### Written instruction
Reproduce all the entries precisely.

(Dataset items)
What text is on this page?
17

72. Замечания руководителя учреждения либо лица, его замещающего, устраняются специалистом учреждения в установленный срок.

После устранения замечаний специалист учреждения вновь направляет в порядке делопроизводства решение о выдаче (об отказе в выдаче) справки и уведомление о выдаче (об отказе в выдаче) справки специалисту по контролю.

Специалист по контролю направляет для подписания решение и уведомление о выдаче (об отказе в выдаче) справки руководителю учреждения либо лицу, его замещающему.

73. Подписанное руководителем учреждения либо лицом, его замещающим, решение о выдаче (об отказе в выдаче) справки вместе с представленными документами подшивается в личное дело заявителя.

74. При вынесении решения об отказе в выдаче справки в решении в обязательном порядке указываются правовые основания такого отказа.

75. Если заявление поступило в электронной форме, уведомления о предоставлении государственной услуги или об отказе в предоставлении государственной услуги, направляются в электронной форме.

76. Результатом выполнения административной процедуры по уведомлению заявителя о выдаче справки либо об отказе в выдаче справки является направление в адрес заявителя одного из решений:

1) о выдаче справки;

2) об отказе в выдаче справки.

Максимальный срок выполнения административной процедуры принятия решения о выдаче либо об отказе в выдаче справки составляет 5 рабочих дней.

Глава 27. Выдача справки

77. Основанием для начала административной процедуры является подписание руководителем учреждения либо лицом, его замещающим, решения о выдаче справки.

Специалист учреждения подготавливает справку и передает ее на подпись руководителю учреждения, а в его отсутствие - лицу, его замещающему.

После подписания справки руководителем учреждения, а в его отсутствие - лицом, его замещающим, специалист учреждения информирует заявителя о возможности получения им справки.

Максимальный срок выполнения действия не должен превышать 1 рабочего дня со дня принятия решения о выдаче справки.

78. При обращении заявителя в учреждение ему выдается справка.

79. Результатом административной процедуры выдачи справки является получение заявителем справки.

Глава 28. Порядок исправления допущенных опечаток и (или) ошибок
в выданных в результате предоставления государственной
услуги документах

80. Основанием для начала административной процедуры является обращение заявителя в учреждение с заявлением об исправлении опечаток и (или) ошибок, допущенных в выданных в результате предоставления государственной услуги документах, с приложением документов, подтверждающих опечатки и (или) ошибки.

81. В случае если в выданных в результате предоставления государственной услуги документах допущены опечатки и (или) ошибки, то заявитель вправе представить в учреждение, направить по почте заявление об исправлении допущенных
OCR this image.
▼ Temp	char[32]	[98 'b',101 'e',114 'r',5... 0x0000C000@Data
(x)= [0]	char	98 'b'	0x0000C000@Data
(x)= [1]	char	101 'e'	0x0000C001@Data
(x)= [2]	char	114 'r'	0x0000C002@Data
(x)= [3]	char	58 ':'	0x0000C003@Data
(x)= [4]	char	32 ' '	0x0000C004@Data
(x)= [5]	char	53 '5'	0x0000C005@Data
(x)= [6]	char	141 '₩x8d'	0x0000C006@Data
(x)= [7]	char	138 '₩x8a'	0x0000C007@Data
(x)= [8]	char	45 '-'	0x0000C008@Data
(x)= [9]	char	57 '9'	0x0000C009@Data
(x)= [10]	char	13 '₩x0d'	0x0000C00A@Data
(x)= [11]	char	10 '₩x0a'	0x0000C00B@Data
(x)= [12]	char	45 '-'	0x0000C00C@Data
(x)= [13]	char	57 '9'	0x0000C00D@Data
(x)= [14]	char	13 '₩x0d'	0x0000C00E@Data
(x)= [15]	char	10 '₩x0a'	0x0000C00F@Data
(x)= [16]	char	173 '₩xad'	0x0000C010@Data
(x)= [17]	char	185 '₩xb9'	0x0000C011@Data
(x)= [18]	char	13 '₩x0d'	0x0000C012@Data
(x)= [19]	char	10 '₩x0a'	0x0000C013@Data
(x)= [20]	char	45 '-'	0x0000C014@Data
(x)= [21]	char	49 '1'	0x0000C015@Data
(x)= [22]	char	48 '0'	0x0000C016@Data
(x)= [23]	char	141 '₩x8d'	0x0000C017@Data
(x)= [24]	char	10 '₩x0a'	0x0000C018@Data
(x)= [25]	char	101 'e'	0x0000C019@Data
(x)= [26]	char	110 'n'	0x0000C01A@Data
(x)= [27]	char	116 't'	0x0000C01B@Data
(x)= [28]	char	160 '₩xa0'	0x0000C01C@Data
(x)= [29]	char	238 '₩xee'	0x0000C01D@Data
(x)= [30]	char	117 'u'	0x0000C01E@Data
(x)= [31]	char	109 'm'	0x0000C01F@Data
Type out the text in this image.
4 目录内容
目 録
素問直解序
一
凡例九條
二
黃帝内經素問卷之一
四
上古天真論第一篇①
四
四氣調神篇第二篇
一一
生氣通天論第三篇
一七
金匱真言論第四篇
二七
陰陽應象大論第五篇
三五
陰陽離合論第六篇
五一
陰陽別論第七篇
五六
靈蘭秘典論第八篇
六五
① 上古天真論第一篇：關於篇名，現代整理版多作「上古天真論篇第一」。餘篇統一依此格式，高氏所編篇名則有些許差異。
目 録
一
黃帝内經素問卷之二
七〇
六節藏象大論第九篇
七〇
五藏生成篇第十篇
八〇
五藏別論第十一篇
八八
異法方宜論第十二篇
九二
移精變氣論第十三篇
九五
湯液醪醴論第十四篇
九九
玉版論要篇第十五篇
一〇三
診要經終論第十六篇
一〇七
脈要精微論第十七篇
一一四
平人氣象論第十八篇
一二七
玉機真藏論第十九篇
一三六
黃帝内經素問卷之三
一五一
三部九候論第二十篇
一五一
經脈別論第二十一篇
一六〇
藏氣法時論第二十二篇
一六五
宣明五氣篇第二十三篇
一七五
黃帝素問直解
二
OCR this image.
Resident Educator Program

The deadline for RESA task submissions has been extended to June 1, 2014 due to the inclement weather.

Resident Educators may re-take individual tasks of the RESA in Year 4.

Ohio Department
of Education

### Completed task
What text is on this page?
17

72. Замечания руководителя учреждения либо лица, его замещающего, устраняются специалистом учреждения в установленный срок.

После устранения замечаний специалист учреждения вновь направляет в порядке делопроизводства решение о выдаче (об отказе в выдаче) справки и уведомление о выдаче (об отказе в выдаче) справки специалисту по контролю.

Специалист по контролю направляет для подписания решение и уведомление о выдаче (об отказе в выдаче) справки руководителю учреждения либо лицу, его замещающему.

73. Подписанное руководителем учреждения либо лицом, его замещающим, решение о выдаче (об отказе в выдаче) справки вместе с представленными документами подшивается в личное дело заявителя.

74. При вынесении решения об отказе в выдаче справки в решении в обязательном порядке указываются правовые основания такого отказа.

75. Если заявление поступило в электронной форме, уведомления о предоставлении государственной услуги или об отказе в предоставлении государственной услуги, направляются в электронной форме.

76. Результатом выполнения административной процедуры по уведомлению заявителя о выдаче справки либо об отказе в выдаче справки является направление в адрес заявителя одного из решений:

1) о выдаче справки;

2) об отказе в выдаче справки.

Максимальный срок выполнения административной процедуры принятия решения о выдаче либо об отказе в выдаче справки составляет 5 рабочих дней.

Глава 27. Выдача справки

77. Основанием для начала административной процедуры является подписание руководителем учреждения либо лицом, его замещающим, решения о выдаче справки.

Специалист учреждения подготавливает справку и передает ее на подпись руководителю учреждения, а в его отсутствие - лицу, его замещающему.

После подписания справки руководителем учреждения, а в его отсутствие - лицом, его замещающим, специалист учреждения информирует заявителя о возможности получения им справки.

Максимальный срок выполнения действия не должен превышать 1 рабочего дня со дня принятия решения о выдаче справки.

78. При обращении заявителя в учреждение ему выдается справка.

79. Результатом административной процедуры выдачи справки является получение заявителем справки.

Глава 28. Порядок исправления допущенных опечаток и (или) ошибок
в выданных в результате предоставления государственной
услуги документах

80. Основанием для начала административной процедуры является обращение заявителя в учреждение с заявлением об исправлении опечаток и (или) ошибок, допущенных в выданных в результате предоставления государственной услуги документах, с приложением документов, подтверждающих опечатки и (или) ошибки.

81. В случае если в выданных в результате предоставления государственной услуги документах допущены опечатки и (или) ошибки, то заявитель вправе представить в учреждение, направить по почте заявление об исправлении допущенных
OCR this image.
▼ Temp	char[32]	[98 'b',101 'e',114 'r',5... 0x0000C000@Data
(x)= [0]	char	98 'b'	0x0000C000@Data
(x)= [1]	char	101 'e'	0x0000C001@Data
(x)= [2]	char	114 'r'	0x0000C002@Data
(x)= [3]	char	58 ':'	0x0000C003@Data
(x)= [4]	char	32 ' '	0x0000C004@Data
(x)= [5]	char	53 '5'	0x0000C005@Data
(x)= [6]	char	141 '₩x8d'	0x0000C006@Data
(x)= [7]	char	138 '₩x8a'	0x0000C007@Data
(x)= [8]	char	45 '-'	0x0000C008@Data
(x)= [9]	char	57 '9'	0x0000C009@Data
(x)= [10]	char	13 '₩x0d'	0x0000C00A@Data
(x)= [11]	char	10 '₩x0a'	0x0000C00B@Data
(x)= [12]	char	45 '-'	0x0000C00C@Data
(x)= [13]	char	57 '9'	0x0000C00D@Data
(x)= [14]	char	13 '₩x0d'	0x0000C00E@Data
(x)= [15]	char	10 '₩x0a'	0x0000C00F@Data
(x)= [16]	char	173 '₩xad'	0x0000C010@Data
(x)= [17]	char	185 '₩xb9'	0x0000C011@Data
(x)= [18]	char	13 '₩x0d'	0x0000C012@Data
(x)= [19]	char	10 '₩x0a'	0x0000C013@Data
(x)= [20]	char	45 '-'	0x0000C014@Data
(x)= [21]	char	49 '1'	0x0000C015@Data
(x)= [22]	char	48 '0'	0x0000C016@Data
(x)= [23]	char	141 '₩x8d'	0x0000C017@Data
(x)= [24]	char	10 '₩x0a'	0x0000C018@Data
(x)= [25]	char	101 'e'	0x0000C019@Data
(x)= [26]	char	110 'n'	0x0000C01A@Data
(x)= [27]	char	116 't'	0x0000C01B@Data
(x)= [28]	char	160 '₩xa0'	0x0000C01C@Data
(x)= [29]	char	238 '₩xee'	0x0000C01D@Data
(x)= [30]	char	117 'u'	0x0000C01E@Data
(x)= [31]	char	109 'm'	0x0000C01F@Data
Type out the text in this image.
4 目录内容
目 録
素問直解序
一
凡例九條
二
黃帝内經素問卷之一
四
上古天真論第一篇①
四
四氣調神篇第二篇
一一
生氣通天論第三篇
一七
金匱真言論第四篇
二七
陰陽應象大論第五篇
三五
陰陽離合論第六篇
五一
陰陽別論第七篇
五六
靈蘭秘典論第八篇
六五
① 上古天真論第一篇：關於篇名，現代整理版多作「上古天真論篇第一」。餘篇統一依此格式，高氏所編篇名則有些許差異。
目 録
一
黃帝内經素問卷之二
七〇
六節藏象大論第九篇
七〇
五藏生成篇第十篇
八〇
五藏別論第十一篇
八八
異法方宜論第十二篇
九二
移精變氣論第十三篇
九五
湯液醪醴論第十四篇
九九
玉版論要篇第十五篇
一〇三
診要經終論第十六篇
一〇七
脈要精微論第十七篇
一一四
平人氣象論第十八篇
一二七
玉機真藏論第十九篇
一三六
黃帝内經素問卷之三
一五一
三部九候論第二十篇
一五一
經脈別論第二十一篇
一六〇
藏氣法時論第二十二篇
一六五
宣明五氣篇第二十三篇
一七五
黃帝素問直解
二
OCR this image.
Resident Educator Program

The deadline for RESA task submissions has been extended to June 1, 2014 due to the inclement weather.

Resident Educators may re-take individual tasks of the RESA in Year 4.

Ohio Department
of Education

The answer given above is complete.